++++ Data provided

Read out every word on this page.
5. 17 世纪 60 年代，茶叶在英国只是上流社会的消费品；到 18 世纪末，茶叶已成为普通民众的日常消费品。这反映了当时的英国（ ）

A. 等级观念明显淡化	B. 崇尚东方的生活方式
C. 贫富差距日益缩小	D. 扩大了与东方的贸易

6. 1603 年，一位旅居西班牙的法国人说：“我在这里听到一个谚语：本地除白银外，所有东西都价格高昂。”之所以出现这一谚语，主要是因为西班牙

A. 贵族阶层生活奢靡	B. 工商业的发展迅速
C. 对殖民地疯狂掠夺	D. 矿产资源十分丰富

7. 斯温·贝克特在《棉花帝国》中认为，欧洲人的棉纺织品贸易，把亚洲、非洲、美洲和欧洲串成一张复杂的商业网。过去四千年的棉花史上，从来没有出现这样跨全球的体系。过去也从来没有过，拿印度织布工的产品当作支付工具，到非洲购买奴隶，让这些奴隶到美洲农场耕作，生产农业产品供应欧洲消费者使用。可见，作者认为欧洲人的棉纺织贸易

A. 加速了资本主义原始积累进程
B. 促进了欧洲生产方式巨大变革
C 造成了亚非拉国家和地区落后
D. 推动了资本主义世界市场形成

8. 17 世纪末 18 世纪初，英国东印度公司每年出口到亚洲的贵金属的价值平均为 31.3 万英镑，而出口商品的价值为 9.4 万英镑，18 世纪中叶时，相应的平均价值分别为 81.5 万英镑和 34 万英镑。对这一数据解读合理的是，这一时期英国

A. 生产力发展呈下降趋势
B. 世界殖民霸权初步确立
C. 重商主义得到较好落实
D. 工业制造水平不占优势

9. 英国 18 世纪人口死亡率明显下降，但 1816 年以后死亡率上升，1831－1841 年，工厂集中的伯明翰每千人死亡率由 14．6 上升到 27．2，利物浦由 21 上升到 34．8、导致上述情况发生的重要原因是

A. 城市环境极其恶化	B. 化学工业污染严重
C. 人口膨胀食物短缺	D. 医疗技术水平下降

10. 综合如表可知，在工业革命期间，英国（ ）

++++++++

▶ **Problem**
Every entry should be output exactly as written, please.

▶ **Answer to this exercise**
Read out every word on this page.
5. 17 世纪 60 年代，茶叶在英国只是上流社会的消费品；到 18 世纪末，茶叶已成为普通民众的日常消费品。这反映了当时的英国（ ）

A. 等级观念明显淡化	B. 崇尚东方的生活方式
C. 贫富差距日益缩小	D. 扩大了与东方的贸易

6. 1603 年，一位旅居西班牙的法国人说：“我在这里听到一个谚语：本地除白银外，所有东西都价格高昂。”之所以出现这一谚语，主要是因为西班牙

A. 贵族阶层生活奢靡	B. 工商业的发展迅速
C. 对殖民地疯狂掠夺	D. 矿产资源十分丰富

7. 斯温·贝克特在《棉花帝国》中认为，欧洲人的棉纺织品贸易，把亚洲、非洲、美洲和欧洲串成一张复杂的商业网。过去四千年的棉花史上，从来没有出现这样跨全球的体系。过去也从来没有过，拿印度织布工的产品当作支付工具，到非洲购买奴隶，让这些奴隶到美洲农场耕作，生产农业产品供应欧洲消费者使用。可见，作者认为欧洲人的棉纺织贸易

A. 加速了资本主义原始积累进程
B. 促进了欧洲生产方式巨大变革
C 造成了亚非拉国家和地区落后
D. 推动了资本主义世界市场形成

8. 17 世纪末 18 世纪初，英国东印度公司每年出口到亚洲的贵金属的价值平均为 31.3 万英镑，而出口商品的价值为 9.4 万英镑，18 世纪中叶时，相应的平均价值分别为 81.5 万英镑和 34 万英镑。对这一数据解读合理的是，这一时期英国

A. 生产力发展呈下降趋势
B. 世界殖民霸权初步确立
C. 重商主义得到较好落实
D. 工业制造水平不占优势

9. 英国 18 世纪人口死亡率明显下降，但 1816 年以后死亡率上升，1831－1841 年，工厂集中的伯明翰每千人死亡率由 14．6 上升到 27．2，利物浦由 21 上升到 34．8、导致上述情况发生的重要原因是

A. 城市环境极其恶化	B. 化学工业污染严重
C. 人口膨胀食物短缺	D. 医疗技术水平下降

10. 综合如表可知，在工业革命期间，英国（ ）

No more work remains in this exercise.